▸ **LISTED RECORDS**

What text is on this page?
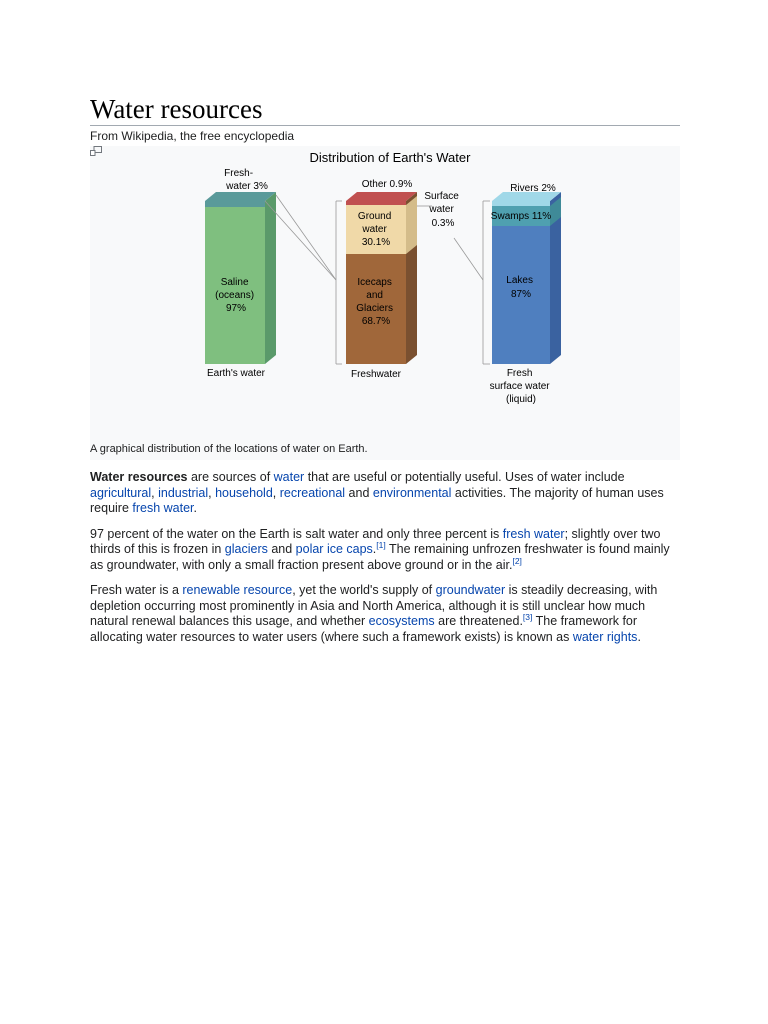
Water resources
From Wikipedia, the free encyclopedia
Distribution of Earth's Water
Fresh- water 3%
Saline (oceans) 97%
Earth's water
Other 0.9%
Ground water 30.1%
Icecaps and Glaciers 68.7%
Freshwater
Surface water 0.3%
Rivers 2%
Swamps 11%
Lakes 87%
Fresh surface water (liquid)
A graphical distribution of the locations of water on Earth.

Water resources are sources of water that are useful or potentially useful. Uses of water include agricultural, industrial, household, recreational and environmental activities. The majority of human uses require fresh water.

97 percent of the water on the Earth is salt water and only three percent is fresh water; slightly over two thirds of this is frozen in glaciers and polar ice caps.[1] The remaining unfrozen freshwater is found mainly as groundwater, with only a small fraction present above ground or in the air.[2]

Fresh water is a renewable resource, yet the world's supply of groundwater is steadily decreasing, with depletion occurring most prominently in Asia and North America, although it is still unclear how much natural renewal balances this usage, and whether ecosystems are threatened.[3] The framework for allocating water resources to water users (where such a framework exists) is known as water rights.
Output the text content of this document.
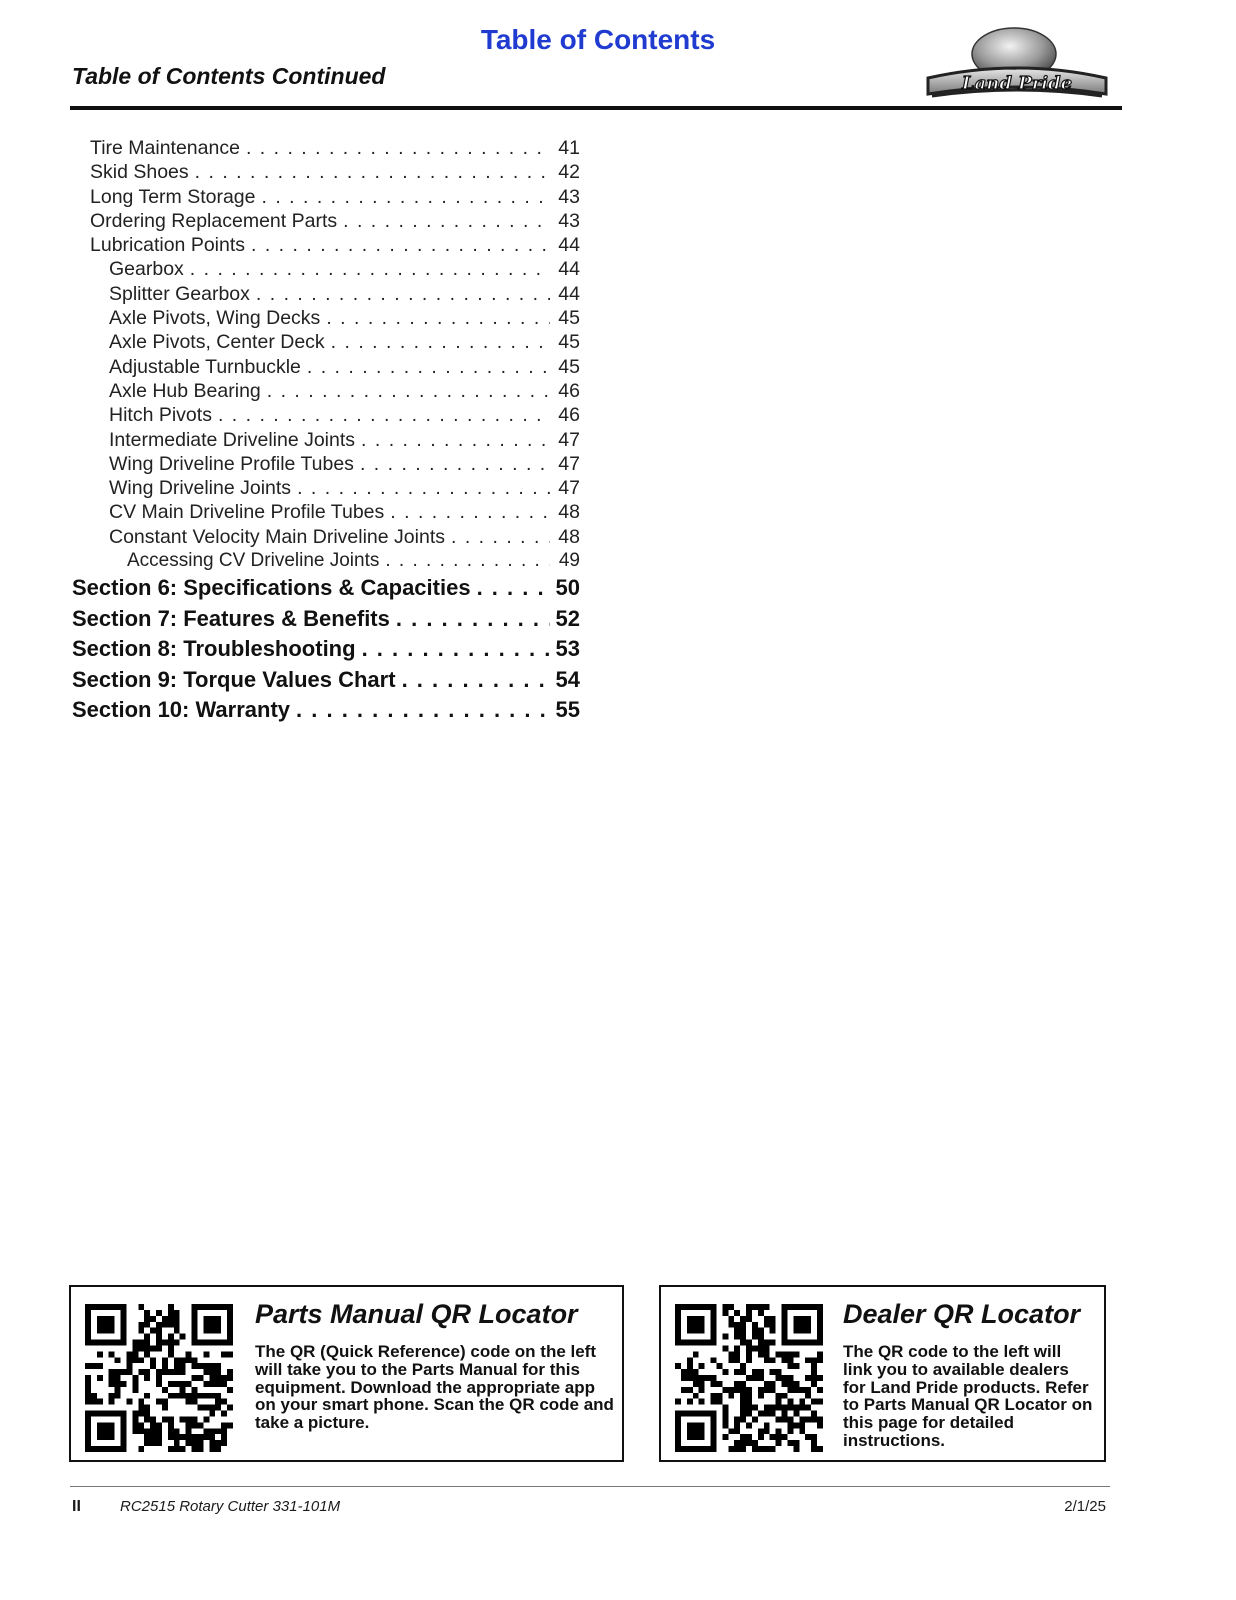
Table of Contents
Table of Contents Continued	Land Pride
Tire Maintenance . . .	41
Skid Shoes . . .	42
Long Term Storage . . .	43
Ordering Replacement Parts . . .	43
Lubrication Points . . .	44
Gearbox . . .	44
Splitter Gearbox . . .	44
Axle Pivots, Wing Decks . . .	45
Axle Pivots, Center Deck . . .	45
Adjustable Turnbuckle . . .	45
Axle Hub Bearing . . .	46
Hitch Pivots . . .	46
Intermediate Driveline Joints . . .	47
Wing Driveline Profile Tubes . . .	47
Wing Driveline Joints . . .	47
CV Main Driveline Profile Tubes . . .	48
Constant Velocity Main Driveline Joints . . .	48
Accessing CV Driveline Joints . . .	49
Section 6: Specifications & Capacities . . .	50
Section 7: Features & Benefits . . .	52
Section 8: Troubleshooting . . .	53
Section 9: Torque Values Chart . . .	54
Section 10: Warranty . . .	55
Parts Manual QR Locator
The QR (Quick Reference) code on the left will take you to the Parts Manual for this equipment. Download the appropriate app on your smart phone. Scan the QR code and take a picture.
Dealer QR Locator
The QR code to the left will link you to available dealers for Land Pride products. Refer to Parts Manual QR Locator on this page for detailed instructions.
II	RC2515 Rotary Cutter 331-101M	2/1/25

...

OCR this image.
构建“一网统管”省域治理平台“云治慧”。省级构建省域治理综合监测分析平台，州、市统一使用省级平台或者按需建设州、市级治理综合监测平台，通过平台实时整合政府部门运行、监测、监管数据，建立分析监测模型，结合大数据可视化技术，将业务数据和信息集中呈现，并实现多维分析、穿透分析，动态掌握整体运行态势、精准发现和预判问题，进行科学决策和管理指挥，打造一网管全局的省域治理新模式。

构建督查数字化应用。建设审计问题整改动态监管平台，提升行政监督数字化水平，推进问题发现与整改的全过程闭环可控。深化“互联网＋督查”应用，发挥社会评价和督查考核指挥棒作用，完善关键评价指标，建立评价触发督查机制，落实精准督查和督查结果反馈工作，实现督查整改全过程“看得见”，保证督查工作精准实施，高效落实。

* * *

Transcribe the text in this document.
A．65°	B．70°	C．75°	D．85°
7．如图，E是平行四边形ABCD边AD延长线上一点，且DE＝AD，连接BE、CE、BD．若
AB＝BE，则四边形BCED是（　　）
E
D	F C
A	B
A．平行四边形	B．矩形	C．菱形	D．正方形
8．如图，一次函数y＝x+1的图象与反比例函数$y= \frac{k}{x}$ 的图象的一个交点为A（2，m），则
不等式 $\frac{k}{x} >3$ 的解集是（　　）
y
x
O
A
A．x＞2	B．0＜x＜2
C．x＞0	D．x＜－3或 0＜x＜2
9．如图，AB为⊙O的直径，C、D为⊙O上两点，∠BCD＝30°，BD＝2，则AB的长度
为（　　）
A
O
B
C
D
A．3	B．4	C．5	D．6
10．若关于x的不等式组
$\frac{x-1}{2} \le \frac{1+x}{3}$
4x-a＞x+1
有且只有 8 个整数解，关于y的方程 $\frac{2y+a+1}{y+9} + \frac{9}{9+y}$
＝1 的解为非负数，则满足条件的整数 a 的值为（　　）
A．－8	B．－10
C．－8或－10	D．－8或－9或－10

▸ **GOAL**
Select, from the listing, all lines that include the word "document".

▸ **WORKED SOLUTION**
Output the text content of this document.
Transcribe the text in this document.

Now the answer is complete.